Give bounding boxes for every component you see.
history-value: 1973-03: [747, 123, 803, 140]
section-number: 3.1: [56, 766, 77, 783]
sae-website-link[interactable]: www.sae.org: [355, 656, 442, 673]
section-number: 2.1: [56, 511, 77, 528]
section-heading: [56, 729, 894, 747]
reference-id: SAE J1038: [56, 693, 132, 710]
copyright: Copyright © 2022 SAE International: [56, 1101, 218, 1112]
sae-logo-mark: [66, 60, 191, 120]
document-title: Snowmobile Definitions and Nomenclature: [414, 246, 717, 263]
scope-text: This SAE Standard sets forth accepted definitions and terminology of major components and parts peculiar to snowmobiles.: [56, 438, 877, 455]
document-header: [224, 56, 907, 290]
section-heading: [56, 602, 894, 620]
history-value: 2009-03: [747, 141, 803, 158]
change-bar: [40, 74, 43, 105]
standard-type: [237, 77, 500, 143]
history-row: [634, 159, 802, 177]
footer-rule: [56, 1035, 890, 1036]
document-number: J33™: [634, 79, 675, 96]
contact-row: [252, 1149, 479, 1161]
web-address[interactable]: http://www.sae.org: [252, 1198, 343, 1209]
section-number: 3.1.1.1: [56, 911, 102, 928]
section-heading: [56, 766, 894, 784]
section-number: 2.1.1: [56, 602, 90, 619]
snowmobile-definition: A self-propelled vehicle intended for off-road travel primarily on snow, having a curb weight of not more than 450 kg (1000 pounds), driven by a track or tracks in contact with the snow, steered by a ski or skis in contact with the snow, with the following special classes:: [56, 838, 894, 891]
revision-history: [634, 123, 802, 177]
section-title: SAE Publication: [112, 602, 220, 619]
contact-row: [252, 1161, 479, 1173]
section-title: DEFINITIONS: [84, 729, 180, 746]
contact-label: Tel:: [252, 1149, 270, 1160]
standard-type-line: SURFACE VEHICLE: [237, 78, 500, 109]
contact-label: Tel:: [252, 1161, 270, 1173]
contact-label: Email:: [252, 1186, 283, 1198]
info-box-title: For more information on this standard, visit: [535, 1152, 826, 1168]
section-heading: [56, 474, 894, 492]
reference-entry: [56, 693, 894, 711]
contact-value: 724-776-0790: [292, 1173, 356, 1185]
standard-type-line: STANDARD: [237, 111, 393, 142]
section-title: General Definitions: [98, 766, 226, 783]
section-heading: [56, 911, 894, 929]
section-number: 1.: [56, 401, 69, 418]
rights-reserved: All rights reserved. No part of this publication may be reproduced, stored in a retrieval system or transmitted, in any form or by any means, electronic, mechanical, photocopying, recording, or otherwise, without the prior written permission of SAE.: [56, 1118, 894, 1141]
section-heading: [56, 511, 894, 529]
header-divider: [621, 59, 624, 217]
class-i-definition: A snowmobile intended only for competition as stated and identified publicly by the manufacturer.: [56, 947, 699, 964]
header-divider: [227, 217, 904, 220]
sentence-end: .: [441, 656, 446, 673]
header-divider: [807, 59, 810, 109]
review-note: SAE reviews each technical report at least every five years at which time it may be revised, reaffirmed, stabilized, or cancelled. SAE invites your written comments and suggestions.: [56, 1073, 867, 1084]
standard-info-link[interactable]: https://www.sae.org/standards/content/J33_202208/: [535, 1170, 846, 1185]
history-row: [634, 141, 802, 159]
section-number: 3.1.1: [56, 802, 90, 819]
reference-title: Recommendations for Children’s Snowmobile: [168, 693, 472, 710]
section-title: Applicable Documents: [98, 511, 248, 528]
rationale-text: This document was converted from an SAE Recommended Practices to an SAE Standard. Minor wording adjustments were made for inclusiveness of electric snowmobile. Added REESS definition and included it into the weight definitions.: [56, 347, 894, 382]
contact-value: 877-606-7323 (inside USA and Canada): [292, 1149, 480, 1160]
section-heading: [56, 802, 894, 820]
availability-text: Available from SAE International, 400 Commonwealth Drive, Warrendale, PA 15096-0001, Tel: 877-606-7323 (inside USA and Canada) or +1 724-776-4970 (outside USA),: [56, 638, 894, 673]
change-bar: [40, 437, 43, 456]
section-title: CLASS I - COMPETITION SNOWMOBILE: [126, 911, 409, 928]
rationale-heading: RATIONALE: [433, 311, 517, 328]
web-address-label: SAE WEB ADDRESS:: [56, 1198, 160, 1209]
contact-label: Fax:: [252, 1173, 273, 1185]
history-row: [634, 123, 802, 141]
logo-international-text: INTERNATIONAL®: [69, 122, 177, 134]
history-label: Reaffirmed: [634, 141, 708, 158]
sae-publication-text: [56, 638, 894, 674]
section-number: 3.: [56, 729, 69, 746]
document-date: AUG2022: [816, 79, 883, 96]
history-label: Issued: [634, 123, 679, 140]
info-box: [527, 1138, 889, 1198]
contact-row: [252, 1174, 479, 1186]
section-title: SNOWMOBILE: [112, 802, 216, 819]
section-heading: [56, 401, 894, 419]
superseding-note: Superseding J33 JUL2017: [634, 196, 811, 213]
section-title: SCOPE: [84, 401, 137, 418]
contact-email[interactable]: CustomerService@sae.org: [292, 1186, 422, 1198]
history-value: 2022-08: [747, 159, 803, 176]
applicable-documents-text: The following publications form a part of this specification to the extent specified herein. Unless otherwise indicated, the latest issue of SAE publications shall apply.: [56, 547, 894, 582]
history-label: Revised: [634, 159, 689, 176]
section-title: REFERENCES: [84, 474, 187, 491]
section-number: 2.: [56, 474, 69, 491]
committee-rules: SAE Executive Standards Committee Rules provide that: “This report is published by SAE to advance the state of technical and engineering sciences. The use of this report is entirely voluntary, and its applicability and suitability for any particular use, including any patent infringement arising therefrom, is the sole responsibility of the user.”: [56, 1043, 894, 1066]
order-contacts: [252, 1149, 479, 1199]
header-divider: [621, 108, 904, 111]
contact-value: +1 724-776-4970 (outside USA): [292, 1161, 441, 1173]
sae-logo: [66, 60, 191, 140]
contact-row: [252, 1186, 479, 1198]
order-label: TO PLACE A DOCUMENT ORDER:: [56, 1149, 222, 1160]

--------------------------------------------------

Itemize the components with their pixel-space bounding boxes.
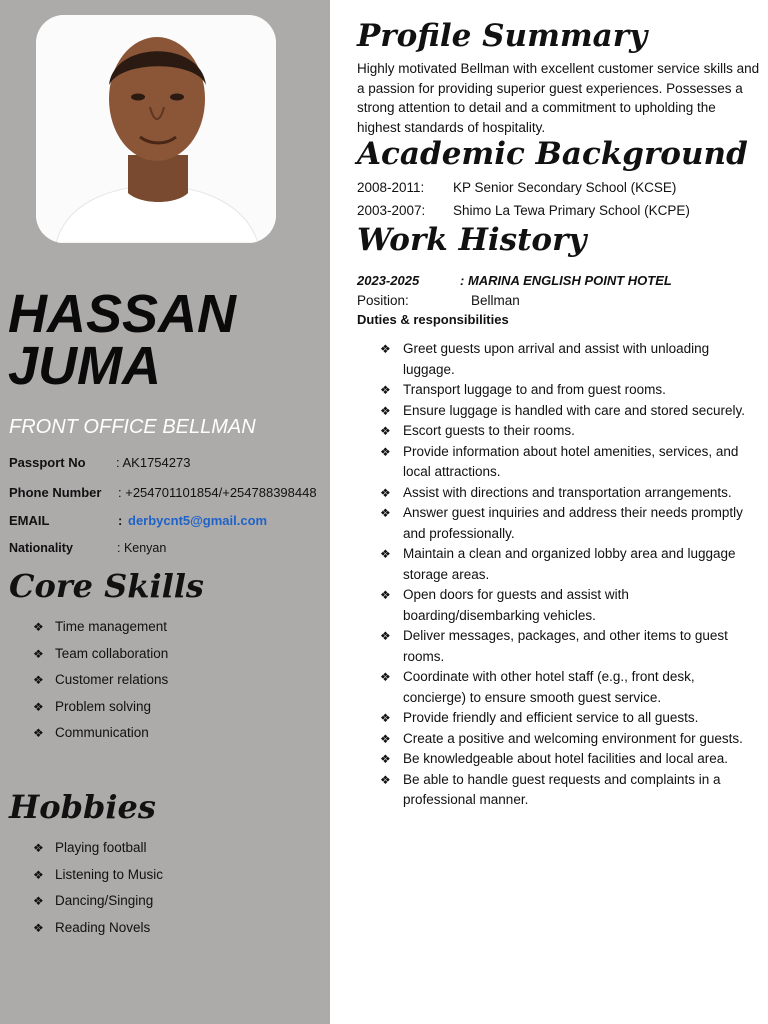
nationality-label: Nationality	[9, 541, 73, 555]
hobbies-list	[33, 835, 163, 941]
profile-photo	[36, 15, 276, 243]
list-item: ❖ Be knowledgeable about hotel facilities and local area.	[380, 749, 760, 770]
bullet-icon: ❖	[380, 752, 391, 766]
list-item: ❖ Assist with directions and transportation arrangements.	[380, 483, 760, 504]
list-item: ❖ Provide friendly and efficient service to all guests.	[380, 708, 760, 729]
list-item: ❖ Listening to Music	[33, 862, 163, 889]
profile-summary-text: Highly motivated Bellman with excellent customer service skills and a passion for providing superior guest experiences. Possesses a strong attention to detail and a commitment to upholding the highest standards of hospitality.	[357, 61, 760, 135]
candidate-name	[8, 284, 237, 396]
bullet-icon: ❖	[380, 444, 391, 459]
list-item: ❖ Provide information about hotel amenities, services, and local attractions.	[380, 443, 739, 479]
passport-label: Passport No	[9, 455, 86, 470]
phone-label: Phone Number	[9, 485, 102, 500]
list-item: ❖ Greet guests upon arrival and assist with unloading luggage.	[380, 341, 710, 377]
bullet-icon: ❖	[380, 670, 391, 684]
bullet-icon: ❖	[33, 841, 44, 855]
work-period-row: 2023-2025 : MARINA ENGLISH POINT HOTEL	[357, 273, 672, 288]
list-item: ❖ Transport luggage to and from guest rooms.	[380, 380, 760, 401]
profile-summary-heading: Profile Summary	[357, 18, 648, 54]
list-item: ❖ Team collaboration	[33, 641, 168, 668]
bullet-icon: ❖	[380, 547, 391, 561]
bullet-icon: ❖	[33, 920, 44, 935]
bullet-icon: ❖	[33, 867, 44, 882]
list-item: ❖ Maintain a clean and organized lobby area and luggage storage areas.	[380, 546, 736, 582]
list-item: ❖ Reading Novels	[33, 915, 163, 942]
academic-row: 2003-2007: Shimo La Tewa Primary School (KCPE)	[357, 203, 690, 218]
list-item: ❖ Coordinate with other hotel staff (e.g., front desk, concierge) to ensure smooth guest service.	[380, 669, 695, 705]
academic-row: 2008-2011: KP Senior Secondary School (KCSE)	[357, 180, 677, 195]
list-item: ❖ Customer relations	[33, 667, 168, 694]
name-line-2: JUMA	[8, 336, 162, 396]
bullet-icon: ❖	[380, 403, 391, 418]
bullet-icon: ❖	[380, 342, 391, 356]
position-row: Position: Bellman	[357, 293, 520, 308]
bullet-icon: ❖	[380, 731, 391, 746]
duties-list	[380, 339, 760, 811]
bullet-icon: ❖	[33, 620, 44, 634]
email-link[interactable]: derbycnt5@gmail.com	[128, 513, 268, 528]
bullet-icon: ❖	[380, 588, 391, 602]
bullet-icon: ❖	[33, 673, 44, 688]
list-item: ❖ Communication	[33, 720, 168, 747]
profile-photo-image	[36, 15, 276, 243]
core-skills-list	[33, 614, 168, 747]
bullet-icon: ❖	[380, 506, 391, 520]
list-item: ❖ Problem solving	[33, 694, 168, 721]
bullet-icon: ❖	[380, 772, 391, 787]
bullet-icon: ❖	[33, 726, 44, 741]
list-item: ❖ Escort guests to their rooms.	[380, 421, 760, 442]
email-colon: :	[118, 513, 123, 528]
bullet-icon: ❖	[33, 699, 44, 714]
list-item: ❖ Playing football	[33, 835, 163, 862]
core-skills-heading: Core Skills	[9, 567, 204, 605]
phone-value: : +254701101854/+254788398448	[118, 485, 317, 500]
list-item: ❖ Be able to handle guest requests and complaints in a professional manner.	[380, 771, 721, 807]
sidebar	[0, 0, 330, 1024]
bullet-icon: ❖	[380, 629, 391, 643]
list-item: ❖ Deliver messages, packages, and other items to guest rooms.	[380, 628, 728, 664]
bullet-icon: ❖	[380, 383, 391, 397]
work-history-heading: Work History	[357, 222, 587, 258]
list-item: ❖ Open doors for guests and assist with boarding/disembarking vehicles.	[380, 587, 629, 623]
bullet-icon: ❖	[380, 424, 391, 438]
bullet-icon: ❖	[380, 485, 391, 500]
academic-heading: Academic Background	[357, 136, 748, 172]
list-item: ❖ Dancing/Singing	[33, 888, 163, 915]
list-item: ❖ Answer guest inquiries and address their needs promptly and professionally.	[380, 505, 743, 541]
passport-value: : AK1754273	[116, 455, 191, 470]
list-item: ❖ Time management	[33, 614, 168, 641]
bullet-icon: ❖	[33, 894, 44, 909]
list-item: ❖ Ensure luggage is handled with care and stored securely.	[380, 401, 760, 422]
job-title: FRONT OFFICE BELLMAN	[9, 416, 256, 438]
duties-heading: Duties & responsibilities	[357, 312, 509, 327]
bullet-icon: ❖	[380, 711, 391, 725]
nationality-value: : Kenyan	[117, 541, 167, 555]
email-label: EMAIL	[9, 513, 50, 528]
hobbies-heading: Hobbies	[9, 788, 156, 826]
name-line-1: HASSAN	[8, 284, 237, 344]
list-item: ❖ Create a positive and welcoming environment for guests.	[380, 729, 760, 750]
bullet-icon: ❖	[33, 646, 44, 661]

--------------------------------------------------

▶ SHORT EXERCISE: Copy out verbatim the rows from the one containing "Give bounding boxes" through the one containing "footer-rule: [56, 1035, 890, 1036]", including both, and nothing else.

▶ FINISHED ANSWER:
Give bounding boxes for every component you see.
history-value: 1973-03: [747, 123, 803, 140]
section-number: 3.1: [56, 766, 77, 783]
sae-website-link[interactable]: www.sae.org: [355, 656, 442, 673]
section-number: 2.1: [56, 511, 77, 528]
section-heading: [56, 729, 894, 747]
reference-id: SAE J1038: [56, 693, 132, 710]
copyright: Copyright © 2022 SAE International: [56, 1101, 218, 1112]
sae-logo-mark: [66, 60, 191, 120]
document-title: Snowmobile Definitions and Nomenclature: [414, 246, 717, 263]
scope-text: This SAE Standard sets forth accepted definitions and terminology of major components and parts peculiar to snowmobiles.: [56, 438, 877, 455]
document-header: [224, 56, 907, 290]
section-heading: [56, 602, 894, 620]
history-value: 2009-03: [747, 141, 803, 158]
change-bar: [40, 74, 43, 105]
standard-type: [237, 77, 500, 143]
history-row: [634, 159, 802, 177]
footer-rule: [56, 1035, 890, 1036]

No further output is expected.